## What is expected
Look through the records that follow. Copy every line containing the word "screenshot".

## Data supplied
»»

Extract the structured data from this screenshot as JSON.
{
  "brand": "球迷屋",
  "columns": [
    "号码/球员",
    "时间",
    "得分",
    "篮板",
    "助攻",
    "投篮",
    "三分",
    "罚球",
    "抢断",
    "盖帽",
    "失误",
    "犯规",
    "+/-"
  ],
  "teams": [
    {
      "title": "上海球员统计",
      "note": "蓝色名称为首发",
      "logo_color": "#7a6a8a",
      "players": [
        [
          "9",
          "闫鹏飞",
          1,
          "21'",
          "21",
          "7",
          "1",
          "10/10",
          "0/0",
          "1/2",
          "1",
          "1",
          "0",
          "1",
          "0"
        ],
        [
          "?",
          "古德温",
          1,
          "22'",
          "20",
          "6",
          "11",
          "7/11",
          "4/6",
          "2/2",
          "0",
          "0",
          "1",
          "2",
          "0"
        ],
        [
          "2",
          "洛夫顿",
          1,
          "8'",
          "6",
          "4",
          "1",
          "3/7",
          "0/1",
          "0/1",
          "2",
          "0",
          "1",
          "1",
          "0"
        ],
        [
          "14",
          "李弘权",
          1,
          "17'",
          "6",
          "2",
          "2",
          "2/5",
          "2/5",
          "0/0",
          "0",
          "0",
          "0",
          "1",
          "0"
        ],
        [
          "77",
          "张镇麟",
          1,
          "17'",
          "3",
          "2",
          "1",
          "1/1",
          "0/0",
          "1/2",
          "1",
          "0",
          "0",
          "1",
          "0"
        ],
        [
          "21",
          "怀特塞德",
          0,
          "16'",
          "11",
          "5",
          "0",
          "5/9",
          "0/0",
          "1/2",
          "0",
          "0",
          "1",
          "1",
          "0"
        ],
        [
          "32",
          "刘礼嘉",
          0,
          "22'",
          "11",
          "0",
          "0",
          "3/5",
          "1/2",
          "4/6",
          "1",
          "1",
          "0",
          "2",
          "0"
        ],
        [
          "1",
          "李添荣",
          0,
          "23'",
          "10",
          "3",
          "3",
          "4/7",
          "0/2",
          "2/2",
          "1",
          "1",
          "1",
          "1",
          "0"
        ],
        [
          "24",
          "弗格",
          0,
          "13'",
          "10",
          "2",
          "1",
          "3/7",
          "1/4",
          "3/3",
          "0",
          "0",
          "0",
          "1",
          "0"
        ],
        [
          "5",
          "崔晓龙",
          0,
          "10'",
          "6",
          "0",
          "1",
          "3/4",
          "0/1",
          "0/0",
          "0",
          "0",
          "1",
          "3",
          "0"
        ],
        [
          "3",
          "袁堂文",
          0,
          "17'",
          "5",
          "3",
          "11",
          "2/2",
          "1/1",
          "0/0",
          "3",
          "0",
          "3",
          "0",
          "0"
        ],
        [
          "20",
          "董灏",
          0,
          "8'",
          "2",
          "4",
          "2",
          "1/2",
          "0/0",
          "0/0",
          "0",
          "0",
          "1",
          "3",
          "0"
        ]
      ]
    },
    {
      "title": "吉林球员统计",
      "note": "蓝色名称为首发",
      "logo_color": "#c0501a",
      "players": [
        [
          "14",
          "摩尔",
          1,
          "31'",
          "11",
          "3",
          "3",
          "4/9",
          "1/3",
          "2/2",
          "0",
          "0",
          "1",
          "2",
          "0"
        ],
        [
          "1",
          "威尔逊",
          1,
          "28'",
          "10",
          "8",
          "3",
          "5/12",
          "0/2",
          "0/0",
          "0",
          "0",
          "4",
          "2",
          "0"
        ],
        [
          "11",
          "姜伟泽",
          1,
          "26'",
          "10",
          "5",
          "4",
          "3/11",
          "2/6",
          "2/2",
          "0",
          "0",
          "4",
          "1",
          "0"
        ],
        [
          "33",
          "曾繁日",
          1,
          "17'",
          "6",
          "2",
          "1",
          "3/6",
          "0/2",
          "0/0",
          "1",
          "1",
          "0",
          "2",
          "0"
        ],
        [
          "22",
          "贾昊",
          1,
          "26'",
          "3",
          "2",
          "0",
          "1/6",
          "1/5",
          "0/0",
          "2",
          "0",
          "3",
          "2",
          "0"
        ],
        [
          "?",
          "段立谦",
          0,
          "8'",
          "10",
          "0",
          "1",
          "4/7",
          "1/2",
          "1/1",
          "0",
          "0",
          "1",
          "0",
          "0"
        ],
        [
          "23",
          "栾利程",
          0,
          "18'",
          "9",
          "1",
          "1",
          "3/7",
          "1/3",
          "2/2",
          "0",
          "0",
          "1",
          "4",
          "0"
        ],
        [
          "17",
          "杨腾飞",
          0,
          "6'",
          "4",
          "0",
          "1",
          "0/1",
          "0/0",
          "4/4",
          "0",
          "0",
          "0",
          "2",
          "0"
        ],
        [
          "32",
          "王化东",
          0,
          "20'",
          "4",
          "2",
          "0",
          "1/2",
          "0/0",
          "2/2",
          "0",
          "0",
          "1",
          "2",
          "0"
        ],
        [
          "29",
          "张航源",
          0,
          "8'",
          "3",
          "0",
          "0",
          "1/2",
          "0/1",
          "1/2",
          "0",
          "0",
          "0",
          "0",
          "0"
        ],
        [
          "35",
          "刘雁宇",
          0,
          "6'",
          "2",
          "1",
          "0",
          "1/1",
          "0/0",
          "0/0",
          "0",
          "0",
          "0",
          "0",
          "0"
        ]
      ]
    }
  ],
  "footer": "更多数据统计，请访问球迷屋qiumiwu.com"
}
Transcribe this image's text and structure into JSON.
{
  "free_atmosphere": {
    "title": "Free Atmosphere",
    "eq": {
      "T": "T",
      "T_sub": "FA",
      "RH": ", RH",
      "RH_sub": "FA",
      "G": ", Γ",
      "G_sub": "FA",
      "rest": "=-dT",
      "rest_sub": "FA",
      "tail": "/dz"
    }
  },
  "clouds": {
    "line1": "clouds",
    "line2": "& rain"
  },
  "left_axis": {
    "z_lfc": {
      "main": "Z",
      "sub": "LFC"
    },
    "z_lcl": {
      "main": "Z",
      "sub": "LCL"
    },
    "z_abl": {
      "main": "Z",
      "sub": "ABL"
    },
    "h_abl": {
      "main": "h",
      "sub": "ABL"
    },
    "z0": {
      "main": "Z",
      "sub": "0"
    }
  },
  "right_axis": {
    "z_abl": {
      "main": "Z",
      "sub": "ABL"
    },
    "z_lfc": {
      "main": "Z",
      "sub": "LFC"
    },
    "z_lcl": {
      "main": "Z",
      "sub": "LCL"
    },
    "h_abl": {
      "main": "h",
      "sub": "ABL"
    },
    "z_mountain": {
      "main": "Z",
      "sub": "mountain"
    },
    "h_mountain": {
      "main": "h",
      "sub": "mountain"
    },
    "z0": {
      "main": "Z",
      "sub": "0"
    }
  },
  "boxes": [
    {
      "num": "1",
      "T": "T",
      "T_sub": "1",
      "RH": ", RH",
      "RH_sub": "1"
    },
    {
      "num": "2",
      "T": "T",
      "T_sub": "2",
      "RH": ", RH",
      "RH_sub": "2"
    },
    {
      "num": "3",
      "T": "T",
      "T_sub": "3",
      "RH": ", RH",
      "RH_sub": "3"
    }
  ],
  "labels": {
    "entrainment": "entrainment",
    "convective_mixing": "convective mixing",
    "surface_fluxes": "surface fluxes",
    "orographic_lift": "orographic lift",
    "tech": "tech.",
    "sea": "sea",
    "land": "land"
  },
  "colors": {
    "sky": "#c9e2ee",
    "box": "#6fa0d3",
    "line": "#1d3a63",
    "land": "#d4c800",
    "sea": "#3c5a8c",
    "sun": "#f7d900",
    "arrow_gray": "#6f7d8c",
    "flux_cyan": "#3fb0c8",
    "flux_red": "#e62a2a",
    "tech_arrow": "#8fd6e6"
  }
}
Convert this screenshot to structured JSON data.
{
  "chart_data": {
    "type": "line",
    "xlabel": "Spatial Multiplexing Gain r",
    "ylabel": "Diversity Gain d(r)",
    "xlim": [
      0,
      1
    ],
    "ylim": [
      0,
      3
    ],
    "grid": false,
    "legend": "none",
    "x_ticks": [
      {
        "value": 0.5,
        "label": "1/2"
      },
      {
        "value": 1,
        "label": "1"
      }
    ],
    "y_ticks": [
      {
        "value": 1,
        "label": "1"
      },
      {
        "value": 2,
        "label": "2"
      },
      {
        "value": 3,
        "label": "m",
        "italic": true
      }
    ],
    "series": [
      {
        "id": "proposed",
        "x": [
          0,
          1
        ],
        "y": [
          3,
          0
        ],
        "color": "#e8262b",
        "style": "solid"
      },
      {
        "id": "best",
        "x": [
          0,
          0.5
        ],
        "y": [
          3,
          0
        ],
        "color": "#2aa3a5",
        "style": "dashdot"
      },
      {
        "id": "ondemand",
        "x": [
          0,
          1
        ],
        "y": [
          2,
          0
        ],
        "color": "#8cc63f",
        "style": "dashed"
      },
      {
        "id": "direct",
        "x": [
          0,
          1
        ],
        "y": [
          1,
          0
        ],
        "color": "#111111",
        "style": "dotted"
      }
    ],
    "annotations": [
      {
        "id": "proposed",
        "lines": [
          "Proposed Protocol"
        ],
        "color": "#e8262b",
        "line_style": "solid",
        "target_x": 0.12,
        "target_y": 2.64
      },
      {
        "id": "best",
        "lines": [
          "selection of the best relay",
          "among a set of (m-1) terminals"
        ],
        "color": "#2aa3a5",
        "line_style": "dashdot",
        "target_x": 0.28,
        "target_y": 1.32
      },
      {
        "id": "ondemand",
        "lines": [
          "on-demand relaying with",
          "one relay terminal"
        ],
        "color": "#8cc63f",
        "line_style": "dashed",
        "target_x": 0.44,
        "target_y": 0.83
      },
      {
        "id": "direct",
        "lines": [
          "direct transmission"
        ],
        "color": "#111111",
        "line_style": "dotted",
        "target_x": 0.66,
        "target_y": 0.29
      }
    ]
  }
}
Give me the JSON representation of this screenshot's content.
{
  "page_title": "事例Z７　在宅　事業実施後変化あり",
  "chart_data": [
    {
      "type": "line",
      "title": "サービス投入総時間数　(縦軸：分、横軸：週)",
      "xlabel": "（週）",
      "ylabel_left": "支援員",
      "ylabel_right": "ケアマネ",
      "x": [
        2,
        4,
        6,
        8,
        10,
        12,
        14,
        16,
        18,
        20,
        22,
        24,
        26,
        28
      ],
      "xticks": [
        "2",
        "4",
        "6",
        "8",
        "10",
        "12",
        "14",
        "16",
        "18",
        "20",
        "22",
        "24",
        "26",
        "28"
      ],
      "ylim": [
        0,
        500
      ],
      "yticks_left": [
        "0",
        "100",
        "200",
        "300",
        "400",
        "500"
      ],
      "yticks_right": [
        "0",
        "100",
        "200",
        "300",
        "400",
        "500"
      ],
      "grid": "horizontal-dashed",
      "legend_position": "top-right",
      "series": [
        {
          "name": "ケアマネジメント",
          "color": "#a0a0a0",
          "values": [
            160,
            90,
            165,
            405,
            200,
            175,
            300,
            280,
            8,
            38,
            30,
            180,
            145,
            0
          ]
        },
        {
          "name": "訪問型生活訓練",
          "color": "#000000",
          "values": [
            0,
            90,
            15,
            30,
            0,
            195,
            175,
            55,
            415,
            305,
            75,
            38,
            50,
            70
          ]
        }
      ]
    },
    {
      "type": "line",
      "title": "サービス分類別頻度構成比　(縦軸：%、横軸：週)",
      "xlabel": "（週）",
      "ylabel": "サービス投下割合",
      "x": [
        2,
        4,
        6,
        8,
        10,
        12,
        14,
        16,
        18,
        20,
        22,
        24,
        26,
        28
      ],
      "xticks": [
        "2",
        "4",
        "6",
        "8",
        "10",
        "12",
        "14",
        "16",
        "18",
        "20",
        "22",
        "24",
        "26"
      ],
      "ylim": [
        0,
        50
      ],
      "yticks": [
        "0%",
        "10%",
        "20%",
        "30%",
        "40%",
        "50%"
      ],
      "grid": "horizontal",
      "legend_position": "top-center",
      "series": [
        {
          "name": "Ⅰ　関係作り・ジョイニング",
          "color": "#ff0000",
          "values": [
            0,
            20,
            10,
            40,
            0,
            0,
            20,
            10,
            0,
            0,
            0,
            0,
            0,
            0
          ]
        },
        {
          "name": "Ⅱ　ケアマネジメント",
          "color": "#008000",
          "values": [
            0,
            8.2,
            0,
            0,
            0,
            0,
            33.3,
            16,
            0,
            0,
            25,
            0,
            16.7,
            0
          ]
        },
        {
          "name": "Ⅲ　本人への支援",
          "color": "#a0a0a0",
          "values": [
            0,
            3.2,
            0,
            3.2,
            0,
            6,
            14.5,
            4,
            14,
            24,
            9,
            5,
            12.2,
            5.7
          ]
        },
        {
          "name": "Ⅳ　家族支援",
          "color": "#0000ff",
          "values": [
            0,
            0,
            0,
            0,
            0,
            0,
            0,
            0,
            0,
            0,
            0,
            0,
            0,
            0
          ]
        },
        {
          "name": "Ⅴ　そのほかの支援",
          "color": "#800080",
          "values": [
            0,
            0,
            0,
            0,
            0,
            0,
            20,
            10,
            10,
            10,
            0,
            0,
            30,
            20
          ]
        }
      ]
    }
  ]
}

««

## Output of the task
Extract the structured data from this screenshot as JSON.
Convert this screenshot to structured JSON data.
Give me the JSON representation of this screenshot's content.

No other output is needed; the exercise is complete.